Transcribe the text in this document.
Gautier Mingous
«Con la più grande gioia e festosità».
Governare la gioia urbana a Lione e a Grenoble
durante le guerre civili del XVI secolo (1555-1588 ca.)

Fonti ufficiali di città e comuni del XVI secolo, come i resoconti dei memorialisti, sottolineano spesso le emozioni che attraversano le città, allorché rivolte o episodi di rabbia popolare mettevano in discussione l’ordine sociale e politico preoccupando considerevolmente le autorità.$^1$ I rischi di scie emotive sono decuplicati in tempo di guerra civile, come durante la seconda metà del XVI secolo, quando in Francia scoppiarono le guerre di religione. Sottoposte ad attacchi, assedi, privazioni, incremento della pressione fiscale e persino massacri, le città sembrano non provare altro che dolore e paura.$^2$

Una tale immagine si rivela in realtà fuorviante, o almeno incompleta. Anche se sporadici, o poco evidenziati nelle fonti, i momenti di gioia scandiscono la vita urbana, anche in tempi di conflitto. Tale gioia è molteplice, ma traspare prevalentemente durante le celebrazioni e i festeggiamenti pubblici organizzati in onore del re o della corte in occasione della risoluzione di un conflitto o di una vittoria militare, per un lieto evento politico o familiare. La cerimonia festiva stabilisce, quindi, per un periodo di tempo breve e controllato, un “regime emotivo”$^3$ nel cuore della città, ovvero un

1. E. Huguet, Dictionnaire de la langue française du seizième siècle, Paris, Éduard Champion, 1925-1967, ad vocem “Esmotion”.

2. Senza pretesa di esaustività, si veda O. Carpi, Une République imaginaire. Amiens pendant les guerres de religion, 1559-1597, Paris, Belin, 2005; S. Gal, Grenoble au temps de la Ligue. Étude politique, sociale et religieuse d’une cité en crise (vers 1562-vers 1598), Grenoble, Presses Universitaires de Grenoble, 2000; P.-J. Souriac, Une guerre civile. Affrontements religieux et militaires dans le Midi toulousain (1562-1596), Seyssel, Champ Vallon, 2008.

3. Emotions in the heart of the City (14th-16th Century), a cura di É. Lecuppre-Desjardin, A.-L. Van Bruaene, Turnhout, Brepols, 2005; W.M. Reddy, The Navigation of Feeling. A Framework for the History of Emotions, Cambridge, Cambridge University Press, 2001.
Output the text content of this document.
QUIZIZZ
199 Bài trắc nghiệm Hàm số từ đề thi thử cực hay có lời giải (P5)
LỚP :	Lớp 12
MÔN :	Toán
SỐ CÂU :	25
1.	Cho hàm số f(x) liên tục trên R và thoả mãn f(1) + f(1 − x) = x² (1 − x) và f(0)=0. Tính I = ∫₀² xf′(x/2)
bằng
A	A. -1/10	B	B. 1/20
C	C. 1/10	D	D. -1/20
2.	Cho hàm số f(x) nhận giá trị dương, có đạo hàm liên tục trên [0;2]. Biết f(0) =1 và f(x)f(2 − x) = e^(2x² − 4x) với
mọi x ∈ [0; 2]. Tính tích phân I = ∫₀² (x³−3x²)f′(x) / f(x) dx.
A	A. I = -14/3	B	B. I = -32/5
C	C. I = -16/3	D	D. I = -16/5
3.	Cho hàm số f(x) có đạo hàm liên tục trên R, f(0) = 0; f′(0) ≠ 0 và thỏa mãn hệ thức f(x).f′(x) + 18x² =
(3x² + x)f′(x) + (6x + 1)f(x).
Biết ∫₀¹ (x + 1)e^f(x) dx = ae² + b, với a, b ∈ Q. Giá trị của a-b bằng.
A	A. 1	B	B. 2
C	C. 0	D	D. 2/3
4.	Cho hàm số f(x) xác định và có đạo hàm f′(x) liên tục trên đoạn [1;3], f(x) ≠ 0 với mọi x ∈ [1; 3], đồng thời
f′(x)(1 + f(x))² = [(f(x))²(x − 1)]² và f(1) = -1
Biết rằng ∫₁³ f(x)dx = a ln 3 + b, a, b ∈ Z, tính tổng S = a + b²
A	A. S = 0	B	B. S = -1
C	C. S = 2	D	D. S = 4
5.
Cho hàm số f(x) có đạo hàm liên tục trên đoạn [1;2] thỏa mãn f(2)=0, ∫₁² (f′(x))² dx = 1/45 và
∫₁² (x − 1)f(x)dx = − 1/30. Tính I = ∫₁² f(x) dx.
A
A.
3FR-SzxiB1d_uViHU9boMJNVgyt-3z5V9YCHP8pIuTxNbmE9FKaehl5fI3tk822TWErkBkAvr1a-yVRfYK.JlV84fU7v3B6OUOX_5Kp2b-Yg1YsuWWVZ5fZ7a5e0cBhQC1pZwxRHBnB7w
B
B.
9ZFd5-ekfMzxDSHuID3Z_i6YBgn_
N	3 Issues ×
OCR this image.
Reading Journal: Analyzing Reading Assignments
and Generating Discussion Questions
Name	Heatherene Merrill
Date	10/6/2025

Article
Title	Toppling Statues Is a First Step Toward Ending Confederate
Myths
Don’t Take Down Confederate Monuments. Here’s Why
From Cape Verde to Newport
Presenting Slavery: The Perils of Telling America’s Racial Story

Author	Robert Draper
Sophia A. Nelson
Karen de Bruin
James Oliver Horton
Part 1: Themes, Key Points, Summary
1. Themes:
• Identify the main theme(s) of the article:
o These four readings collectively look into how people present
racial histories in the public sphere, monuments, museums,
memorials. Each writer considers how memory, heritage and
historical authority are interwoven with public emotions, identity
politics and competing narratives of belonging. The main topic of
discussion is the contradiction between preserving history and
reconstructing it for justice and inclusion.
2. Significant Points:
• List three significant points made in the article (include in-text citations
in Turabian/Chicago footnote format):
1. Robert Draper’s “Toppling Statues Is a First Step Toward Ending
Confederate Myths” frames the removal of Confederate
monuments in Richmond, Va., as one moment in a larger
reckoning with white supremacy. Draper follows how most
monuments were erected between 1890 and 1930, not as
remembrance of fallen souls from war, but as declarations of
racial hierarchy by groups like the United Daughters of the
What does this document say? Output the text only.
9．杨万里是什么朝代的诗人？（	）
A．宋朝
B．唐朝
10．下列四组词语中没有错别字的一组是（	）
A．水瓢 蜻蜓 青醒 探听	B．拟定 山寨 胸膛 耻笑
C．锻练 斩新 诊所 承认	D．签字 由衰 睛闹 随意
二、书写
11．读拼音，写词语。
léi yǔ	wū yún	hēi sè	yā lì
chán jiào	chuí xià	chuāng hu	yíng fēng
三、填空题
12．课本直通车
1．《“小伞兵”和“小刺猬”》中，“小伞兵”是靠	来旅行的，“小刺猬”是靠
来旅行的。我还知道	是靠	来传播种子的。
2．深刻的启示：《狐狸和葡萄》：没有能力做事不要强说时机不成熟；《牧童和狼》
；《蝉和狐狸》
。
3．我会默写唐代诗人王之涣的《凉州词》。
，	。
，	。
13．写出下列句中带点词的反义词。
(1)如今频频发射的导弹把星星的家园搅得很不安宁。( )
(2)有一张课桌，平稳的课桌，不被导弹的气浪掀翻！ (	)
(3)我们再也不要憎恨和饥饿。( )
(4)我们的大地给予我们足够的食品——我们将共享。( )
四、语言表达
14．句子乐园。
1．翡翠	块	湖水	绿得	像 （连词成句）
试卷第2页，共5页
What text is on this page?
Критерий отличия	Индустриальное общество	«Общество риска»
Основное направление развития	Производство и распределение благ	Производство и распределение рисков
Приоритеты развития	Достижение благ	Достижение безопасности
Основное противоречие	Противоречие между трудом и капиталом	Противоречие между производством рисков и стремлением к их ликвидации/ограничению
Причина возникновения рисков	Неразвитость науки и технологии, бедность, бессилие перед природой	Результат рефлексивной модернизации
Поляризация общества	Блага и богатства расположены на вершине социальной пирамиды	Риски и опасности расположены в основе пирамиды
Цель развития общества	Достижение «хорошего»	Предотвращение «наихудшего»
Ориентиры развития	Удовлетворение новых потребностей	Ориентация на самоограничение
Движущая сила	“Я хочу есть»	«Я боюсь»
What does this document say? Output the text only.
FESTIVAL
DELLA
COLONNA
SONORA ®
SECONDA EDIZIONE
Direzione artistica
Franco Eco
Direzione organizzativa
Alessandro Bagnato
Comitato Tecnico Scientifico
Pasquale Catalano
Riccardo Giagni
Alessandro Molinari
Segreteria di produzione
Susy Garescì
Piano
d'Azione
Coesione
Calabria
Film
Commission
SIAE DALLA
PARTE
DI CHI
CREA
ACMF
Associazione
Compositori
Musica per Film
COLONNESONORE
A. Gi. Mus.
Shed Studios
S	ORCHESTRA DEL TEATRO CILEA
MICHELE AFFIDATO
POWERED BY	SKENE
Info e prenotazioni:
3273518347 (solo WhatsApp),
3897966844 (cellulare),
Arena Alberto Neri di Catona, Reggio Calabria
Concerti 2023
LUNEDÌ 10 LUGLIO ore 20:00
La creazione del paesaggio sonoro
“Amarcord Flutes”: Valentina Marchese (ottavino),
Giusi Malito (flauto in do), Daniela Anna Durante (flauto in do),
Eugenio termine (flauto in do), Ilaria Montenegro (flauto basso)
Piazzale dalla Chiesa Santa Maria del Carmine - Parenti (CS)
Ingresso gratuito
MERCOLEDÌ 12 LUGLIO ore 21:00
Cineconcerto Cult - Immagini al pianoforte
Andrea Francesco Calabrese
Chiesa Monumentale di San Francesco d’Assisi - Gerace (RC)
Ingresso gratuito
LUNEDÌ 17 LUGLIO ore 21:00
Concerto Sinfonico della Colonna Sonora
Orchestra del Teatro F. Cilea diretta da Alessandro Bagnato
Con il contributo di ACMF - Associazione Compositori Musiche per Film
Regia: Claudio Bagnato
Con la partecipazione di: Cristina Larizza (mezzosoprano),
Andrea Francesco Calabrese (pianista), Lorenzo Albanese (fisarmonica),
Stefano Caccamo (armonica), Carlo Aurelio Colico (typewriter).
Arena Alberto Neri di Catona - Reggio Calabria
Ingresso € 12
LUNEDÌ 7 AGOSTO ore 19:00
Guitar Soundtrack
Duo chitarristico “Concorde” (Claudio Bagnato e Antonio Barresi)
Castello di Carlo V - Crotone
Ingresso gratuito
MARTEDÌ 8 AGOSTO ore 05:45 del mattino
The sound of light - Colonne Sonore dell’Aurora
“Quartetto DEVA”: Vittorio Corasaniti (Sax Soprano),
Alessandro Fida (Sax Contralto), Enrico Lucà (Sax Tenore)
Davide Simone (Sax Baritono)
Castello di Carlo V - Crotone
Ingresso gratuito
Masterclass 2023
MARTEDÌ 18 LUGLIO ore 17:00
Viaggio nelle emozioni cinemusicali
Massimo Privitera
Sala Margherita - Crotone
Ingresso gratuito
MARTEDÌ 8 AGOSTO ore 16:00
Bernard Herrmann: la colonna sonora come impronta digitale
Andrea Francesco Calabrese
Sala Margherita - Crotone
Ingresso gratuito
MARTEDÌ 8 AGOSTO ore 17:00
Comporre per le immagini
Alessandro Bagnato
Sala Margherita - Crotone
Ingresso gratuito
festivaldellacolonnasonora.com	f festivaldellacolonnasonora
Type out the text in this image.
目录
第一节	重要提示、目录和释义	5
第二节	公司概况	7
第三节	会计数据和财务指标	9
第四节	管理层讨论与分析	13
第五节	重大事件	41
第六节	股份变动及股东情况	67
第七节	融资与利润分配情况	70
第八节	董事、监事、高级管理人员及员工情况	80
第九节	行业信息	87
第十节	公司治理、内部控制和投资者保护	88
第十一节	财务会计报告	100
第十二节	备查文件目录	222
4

**Written request**
Copy every line in the records above that contains the word "Catona".

**Worked answer**
Arena Alberto Neri di Catona, Reggio Calabria
Arena Alberto Neri di Catona - Reggio Calabria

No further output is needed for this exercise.